Supplied records:
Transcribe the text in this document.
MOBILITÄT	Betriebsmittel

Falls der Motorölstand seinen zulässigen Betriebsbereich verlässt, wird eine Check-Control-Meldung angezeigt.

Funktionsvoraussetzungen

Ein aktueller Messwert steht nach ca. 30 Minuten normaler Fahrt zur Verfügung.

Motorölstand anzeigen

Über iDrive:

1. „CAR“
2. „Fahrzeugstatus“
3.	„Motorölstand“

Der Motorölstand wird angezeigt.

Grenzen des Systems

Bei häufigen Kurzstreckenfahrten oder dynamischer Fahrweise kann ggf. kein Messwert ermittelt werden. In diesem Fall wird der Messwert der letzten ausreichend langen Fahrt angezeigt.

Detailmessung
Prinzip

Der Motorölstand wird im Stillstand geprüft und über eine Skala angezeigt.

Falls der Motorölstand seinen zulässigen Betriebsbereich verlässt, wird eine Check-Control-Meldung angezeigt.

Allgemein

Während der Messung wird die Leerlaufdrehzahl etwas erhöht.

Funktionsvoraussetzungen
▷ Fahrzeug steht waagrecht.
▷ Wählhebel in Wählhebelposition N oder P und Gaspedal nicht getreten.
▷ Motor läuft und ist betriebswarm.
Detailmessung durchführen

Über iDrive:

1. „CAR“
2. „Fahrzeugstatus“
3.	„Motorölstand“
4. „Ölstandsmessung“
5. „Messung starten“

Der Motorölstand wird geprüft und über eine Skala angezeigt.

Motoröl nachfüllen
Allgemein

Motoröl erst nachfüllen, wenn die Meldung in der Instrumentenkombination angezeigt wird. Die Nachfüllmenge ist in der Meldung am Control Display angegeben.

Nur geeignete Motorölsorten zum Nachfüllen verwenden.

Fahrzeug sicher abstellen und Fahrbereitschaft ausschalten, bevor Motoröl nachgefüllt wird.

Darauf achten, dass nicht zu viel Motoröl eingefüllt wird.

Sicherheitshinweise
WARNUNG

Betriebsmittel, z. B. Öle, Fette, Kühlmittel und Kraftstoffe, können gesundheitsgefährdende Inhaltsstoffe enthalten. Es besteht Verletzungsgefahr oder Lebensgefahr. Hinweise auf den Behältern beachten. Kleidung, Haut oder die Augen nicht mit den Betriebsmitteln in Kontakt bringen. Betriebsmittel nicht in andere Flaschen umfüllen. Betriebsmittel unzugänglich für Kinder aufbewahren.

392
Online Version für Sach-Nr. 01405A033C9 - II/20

Required task:
All of the entries should be written out again exactly.

Solution:
Transcribe the text in this document.
MOBILITÄT	Betriebsmittel

Falls der Motorölstand seinen zulässigen Betriebsbereich verlässt, wird eine Check-Control-Meldung angezeigt.

Funktionsvoraussetzungen

Ein aktueller Messwert steht nach ca. 30 Minuten normaler Fahrt zur Verfügung.

Motorölstand anzeigen

Über iDrive:

1. „CAR“
2. „Fahrzeugstatus“
3.	„Motorölstand“

Der Motorölstand wird angezeigt.

Grenzen des Systems

Bei häufigen Kurzstreckenfahrten oder dynamischer Fahrweise kann ggf. kein Messwert ermittelt werden. In diesem Fall wird der Messwert der letzten ausreichend langen Fahrt angezeigt.

Detailmessung
Prinzip

Der Motorölstand wird im Stillstand geprüft und über eine Skala angezeigt.

Falls der Motorölstand seinen zulässigen Betriebsbereich verlässt, wird eine Check-Control-Meldung angezeigt.

Allgemein

Während der Messung wird die Leerlaufdrehzahl etwas erhöht.

Funktionsvoraussetzungen
▷ Fahrzeug steht waagrecht.
▷ Wählhebel in Wählhebelposition N oder P und Gaspedal nicht getreten.
▷ Motor läuft und ist betriebswarm.
Detailmessung durchführen

Über iDrive:

1. „CAR“
2. „Fahrzeugstatus“
3.	„Motorölstand“
4. „Ölstandsmessung“
5. „Messung starten“

Der Motorölstand wird geprüft und über eine Skala angezeigt.

Motoröl nachfüllen
Allgemein

Motoröl erst nachfüllen, wenn die Meldung in der Instrumentenkombination angezeigt wird. Die Nachfüllmenge ist in der Meldung am Control Display angegeben.

Nur geeignete Motorölsorten zum Nachfüllen verwenden.

Fahrzeug sicher abstellen und Fahrbereitschaft ausschalten, bevor Motoröl nachgefüllt wird.

Darauf achten, dass nicht zu viel Motoröl eingefüllt wird.

Sicherheitshinweise
WARNUNG

Betriebsmittel, z. B. Öle, Fette, Kühlmittel und Kraftstoffe, können gesundheitsgefährdende Inhaltsstoffe enthalten. Es besteht Verletzungsgefahr oder Lebensgefahr. Hinweise auf den Behältern beachten. Kleidung, Haut oder die Augen nicht mit den Betriebsmitteln in Kontakt bringen. Betriebsmittel nicht in andere Flaschen umfüllen. Betriebsmittel unzugänglich für Kinder aufbewahren.

392
Online Version für Sach-Nr. 01405A033C9 - II/20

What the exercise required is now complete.